=== Record extracts ===

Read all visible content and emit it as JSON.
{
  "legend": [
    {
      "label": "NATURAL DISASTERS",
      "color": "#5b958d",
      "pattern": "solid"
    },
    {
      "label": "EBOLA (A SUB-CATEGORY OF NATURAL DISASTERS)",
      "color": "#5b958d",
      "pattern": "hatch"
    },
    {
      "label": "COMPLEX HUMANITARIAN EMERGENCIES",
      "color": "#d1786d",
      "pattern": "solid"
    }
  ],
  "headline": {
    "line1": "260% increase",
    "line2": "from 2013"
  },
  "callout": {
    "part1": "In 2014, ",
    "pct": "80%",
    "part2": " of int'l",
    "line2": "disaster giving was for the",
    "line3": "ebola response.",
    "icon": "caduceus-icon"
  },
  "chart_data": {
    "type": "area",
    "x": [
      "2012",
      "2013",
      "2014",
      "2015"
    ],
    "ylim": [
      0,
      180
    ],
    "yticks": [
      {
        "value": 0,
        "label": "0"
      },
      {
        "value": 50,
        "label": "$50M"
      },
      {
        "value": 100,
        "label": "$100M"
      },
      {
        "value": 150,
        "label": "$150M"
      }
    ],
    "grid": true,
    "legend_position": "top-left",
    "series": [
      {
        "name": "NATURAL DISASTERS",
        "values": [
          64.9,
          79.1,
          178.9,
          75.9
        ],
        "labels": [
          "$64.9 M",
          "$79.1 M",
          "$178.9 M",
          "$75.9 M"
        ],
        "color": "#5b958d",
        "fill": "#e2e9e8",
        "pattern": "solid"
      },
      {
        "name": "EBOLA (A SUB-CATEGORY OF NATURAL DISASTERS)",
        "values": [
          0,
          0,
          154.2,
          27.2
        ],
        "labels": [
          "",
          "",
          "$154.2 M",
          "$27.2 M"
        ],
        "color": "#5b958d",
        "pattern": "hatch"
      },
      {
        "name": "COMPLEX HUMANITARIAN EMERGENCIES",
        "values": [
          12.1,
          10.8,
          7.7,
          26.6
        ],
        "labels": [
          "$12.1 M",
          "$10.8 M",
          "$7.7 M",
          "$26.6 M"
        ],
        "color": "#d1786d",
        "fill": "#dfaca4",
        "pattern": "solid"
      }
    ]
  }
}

===

Problem requirements — Repeat every line of the material exactly as given.

Response to the exercise —
Read all visible content and emit it as JSON.
{
  "legend": [
    {
      "label": "NATURAL DISASTERS",
      "color": "#5b958d",
      "pattern": "solid"
    },
    {
      "label": "EBOLA (A SUB-CATEGORY OF NATURAL DISASTERS)",
      "color": "#5b958d",
      "pattern": "hatch"
    },
    {
      "label": "COMPLEX HUMANITARIAN EMERGENCIES",
      "color": "#d1786d",
      "pattern": "solid"
    }
  ],
  "headline": {
    "line1": "260% increase",
    "line2": "from 2013"
  },
  "callout": {
    "part1": "In 2014, ",
    "pct": "80%",
    "part2": " of int'l",
    "line2": "disaster giving was for the",
    "line3": "ebola response.",
    "icon": "caduceus-icon"
  },
  "chart_data": {
    "type": "area",
    "x": [
      "2012",
      "2013",
      "2014",
      "2015"
    ],
    "ylim": [
      0,
      180
    ],
    "yticks": [
      {
        "value": 0,
        "label": "0"
      },
      {
        "value": 50,
        "label": "$50M"
      },
      {
        "value": 100,
        "label": "$100M"
      },
      {
        "value": 150,
        "label": "$150M"
      }
    ],
    "grid": true,
    "legend_position": "top-left",
    "series": [
      {
        "name": "NATURAL DISASTERS",
        "values": [
          64.9,
          79.1,
          178.9,
          75.9
        ],
        "labels": [
          "$64.9 M",
          "$79.1 M",
          "$178.9 M",
          "$75.9 M"
        ],
        "color": "#5b958d",
        "fill": "#e2e9e8",
        "pattern": "solid"
      },
      {
        "name": "EBOLA (A SUB-CATEGORY OF NATURAL DISASTERS)",
        "values": [
          0,
          0,
          154.2,
          27.2
        ],
        "labels": [
          "",
          "",
          "$154.2 M",
          "$27.2 M"
        ],
        "color": "#5b958d",
        "pattern": "hatch"
      },
      {
        "name": "COMPLEX HUMANITARIAN EMERGENCIES",
        "values": [
          12.1,
          10.8,
          7.7,
          26.6
        ],
        "labels": [
          "$12.1 M",
          "$10.8 M",
          "$7.7 M",
          "$26.6 M"
        ],
        "color": "#d1786d",
        "fill": "#dfaca4",
        "pattern": "solid"
      }
    ]
  }
}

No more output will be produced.